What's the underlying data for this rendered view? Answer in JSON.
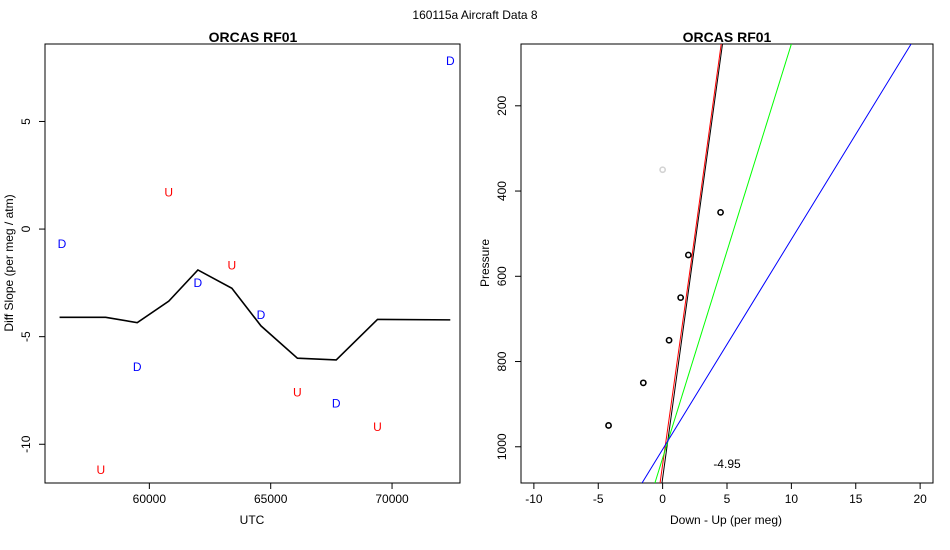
{
  "suptitle": "160115a   Aircraft Data 8",
  "chart_data": [
    {
      "type": "line",
      "title": "ORCAS RF01",
      "xlabel": "UTC",
      "ylabel": "Diff Slope (per meg / atm)",
      "xlim": [
        55700,
        72800
      ],
      "ylim": [
        -11.8,
        8.6
      ],
      "xticks": [
        60000,
        65000,
        70000
      ],
      "yticks": [
        5,
        0,
        -5,
        -10
      ],
      "line": {
        "color": "#000000",
        "x": [
          56300,
          58200,
          59500,
          60800,
          62000,
          63400,
          64600,
          66100,
          67700,
          69400,
          72400
        ],
        "y": [
          -4.1,
          -4.1,
          -4.35,
          -3.35,
          -1.9,
          -2.75,
          -4.5,
          -6.0,
          -6.08,
          -4.2,
          -4.22
        ]
      },
      "points": [
        {
          "label": "D",
          "x": 56400,
          "y": -0.7,
          "color": "#0000ff"
        },
        {
          "label": "U",
          "x": 58000,
          "y": -11.2,
          "color": "#ff0000"
        },
        {
          "label": "D",
          "x": 59500,
          "y": -6.4,
          "color": "#0000ff"
        },
        {
          "label": "U",
          "x": 60800,
          "y": 1.7,
          "color": "#ff0000"
        },
        {
          "label": "D",
          "x": 62000,
          "y": -2.5,
          "color": "#0000ff"
        },
        {
          "label": "U",
          "x": 63400,
          "y": -1.7,
          "color": "#ff0000"
        },
        {
          "label": "D",
          "x": 64600,
          "y": -4.0,
          "color": "#0000ff"
        },
        {
          "label": "U",
          "x": 66100,
          "y": -7.6,
          "color": "#ff0000"
        },
        {
          "label": "D",
          "x": 67700,
          "y": -8.1,
          "color": "#0000ff"
        },
        {
          "label": "U",
          "x": 69400,
          "y": -9.2,
          "color": "#ff0000"
        },
        {
          "label": "D",
          "x": 72400,
          "y": 7.8,
          "color": "#0000ff"
        }
      ]
    },
    {
      "type": "scatter",
      "title": "ORCAS RF01",
      "xlabel": "Down - Up (per meg)",
      "ylabel": "Pressure",
      "xlim": [
        -11,
        21
      ],
      "ylim": [
        1085,
        55
      ],
      "xticks": [
        -10,
        -5,
        0,
        5,
        10,
        15,
        20
      ],
      "yticks": [
        200,
        400,
        600,
        800,
        1000
      ],
      "points": [
        {
          "x": 0.0,
          "y": 350,
          "color": "#d3d3d3"
        },
        {
          "x": 4.5,
          "y": 450,
          "color": "#000000"
        },
        {
          "x": 2.0,
          "y": 550,
          "color": "#000000"
        },
        {
          "x": 1.4,
          "y": 650,
          "color": "#000000"
        },
        {
          "x": 0.5,
          "y": 750,
          "color": "#000000"
        },
        {
          "x": -1.5,
          "y": 850,
          "color": "#000000"
        },
        {
          "x": -4.2,
          "y": 950,
          "color": "#000000"
        }
      ],
      "lines": [
        {
          "color": "#000000",
          "x": [
            -0.05,
            2.3,
            4.65
          ],
          "y": [
            1085,
            570,
            55
          ]
        },
        {
          "color": "#ff0000",
          "x": [
            -0.2,
            2.2,
            4.55
          ],
          "y": [
            1085,
            570,
            55
          ]
        },
        {
          "color": "#00ff00",
          "x": [
            -0.6,
            4.7,
            10.0
          ],
          "y": [
            1085,
            570,
            55
          ]
        },
        {
          "color": "#0000ff",
          "x": [
            -1.6,
            8.85,
            19.3
          ],
          "y": [
            1085,
            570,
            55
          ]
        }
      ],
      "annotation": {
        "text": "-4.95",
        "x": 5.0,
        "y": 1040
      }
    }
  ]
}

> _What you need to do_: Leave out the pictures and reproduce the rest of the listing exactly.

> _Correct result_:
What's the underlying data for this rendered view? Answer in JSON.
{
  "suptitle": "160115a   Aircraft Data 8",
  "chart_data": [
    {
      "type": "line",
      "title": "ORCAS RF01",
      "xlabel": "UTC",
      "ylabel": "Diff Slope (per meg / atm)",
      "xlim": [
        55700,
        72800
      ],
      "ylim": [
        -11.8,
        8.6
      ],
      "xticks": [
        60000,
        65000,
        70000
      ],
      "yticks": [
        5,
        0,
        -5,
        -10
      ],
      "line": {
        "color": "#000000",
        "x": [
          56300,
          58200,
          59500,
          60800,
          62000,
          63400,
          64600,
          66100,
          67700,
          69400,
          72400
        ],
        "y": [
          -4.1,
          -4.1,
          -4.35,
          -3.35,
          -1.9,
          -2.75,
          -4.5,
          -6.0,
          -6.08,
          -4.2,
          -4.22
        ]
      },
      "points": [
        {
          "label": "D",
          "x": 56400,
          "y": -0.7,
          "color": "#0000ff"
        },
        {
          "label": "U",
          "x": 58000,
          "y": -11.2,
          "color": "#ff0000"
        },
        {
          "label": "D",
          "x": 59500,
          "y": -6.4,
          "color": "#0000ff"
        },
        {
          "label": "U",
          "x": 60800,
          "y": 1.7,
          "color": "#ff0000"
        },
        {
          "label": "D",
          "x": 62000,
          "y": -2.5,
          "color": "#0000ff"
        },
        {
          "label": "U",
          "x": 63400,
          "y": -1.7,
          "color": "#ff0000"
        },
        {
          "label": "D",
          "x": 64600,
          "y": -4.0,
          "color": "#0000ff"
        },
        {
          "label": "U",
          "x": 66100,
          "y": -7.6,
          "color": "#ff0000"
        },
        {
          "label": "D",
          "x": 67700,
          "y": -8.1,
          "color": "#0000ff"
        },
        {
          "label": "U",
          "x": 69400,
          "y": -9.2,
          "color": "#ff0000"
        },
        {
          "label": "D",
          "x": 72400,
          "y": 7.8,
          "color": "#0000ff"
        }
      ]
    },
    {
      "type": "scatter",
      "title": "ORCAS RF01",
      "xlabel": "Down - Up (per meg)",
      "ylabel": "Pressure",
      "xlim": [
        -11,
        21
      ],
      "ylim": [
        1085,
        55
      ],
      "xticks": [
        -10,
        -5,
        0,
        5,
        10,
        15,
        20
      ],
      "yticks": [
        200,
        400,
        600,
        800,
        1000
      ],
      "points": [
        {
          "x": 0.0,
          "y": 350,
          "color": "#d3d3d3"
        },
        {
          "x": 4.5,
          "y": 450,
          "color": "#000000"
        },
        {
          "x": 2.0,
          "y": 550,
          "color": "#000000"
        },
        {
          "x": 1.4,
          "y": 650,
          "color": "#000000"
        },
        {
          "x": 0.5,
          "y": 750,
          "color": "#000000"
        },
        {
          "x": -1.5,
          "y": 850,
          "color": "#000000"
        },
        {
          "x": -4.2,
          "y": 950,
          "color": "#000000"
        }
      ],
      "lines": [
        {
          "color": "#000000",
          "x": [
            -0.05,
            2.3,
            4.65
          ],
          "y": [
            1085,
            570,
            55
          ]
        },
        {
          "color": "#ff0000",
          "x": [
            -0.2,
            2.2,
            4.55
          ],
          "y": [
            1085,
            570,
            55
          ]
        },
        {
          "color": "#00ff00",
          "x": [
            -0.6,
            4.7,
            10.0
          ],
          "y": [
            1085,
            570,
            55
          ]
        },
        {
          "color": "#0000ff",
          "x": [
            -1.6,
            8.85,
            19.3
          ],
          "y": [
            1085,
            570,
            55
          ]
        }
      ],
      "annotation": {
        "text": "-4.95",
        "x": 5.0,
        "y": 1040
      }
    }
  ]
}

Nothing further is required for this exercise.